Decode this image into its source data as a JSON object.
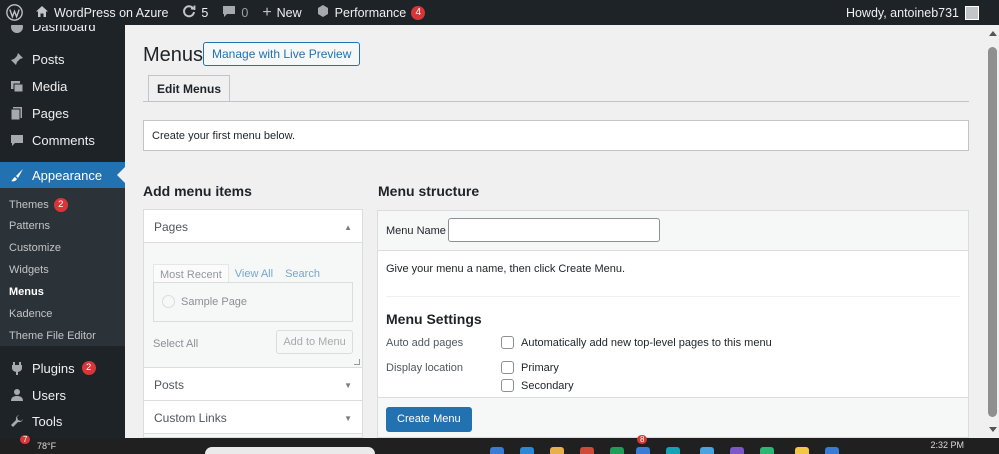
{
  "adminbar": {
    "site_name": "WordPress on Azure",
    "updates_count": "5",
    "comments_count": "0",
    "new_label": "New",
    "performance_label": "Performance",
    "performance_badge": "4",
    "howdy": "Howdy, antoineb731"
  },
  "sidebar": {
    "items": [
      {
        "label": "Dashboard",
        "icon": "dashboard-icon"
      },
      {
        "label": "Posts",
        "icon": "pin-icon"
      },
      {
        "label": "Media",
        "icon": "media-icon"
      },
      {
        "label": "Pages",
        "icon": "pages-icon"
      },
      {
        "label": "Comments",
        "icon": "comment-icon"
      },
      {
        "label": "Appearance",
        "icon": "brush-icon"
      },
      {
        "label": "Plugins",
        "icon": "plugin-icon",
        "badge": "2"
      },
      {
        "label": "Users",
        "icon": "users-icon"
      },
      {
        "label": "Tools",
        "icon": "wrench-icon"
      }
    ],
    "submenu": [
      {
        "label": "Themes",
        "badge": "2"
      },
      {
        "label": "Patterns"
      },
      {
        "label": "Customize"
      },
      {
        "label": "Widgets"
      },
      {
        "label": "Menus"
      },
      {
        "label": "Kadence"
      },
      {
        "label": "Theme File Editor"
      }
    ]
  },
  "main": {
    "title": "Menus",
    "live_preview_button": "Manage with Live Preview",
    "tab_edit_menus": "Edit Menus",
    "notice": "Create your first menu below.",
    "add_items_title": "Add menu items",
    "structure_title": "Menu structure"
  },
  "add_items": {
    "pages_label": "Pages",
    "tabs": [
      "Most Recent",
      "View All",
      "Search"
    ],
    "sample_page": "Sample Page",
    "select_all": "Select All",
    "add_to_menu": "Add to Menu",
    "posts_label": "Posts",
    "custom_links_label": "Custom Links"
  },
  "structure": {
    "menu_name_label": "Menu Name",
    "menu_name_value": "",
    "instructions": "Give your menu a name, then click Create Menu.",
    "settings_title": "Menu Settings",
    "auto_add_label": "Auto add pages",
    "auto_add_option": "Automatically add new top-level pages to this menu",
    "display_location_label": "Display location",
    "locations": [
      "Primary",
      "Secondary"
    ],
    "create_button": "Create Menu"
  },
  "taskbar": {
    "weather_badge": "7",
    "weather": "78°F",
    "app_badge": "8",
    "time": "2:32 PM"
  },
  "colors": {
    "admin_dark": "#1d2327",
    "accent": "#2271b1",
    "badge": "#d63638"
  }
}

→ REQUEST: Look over the listing. Pull out every line with the string "this" in it.

→ COMPLETE ANSWER:
Decode this image into its source data as a JSON object.
    "auto_add_option": "Automatically add new top-level pages to this menu",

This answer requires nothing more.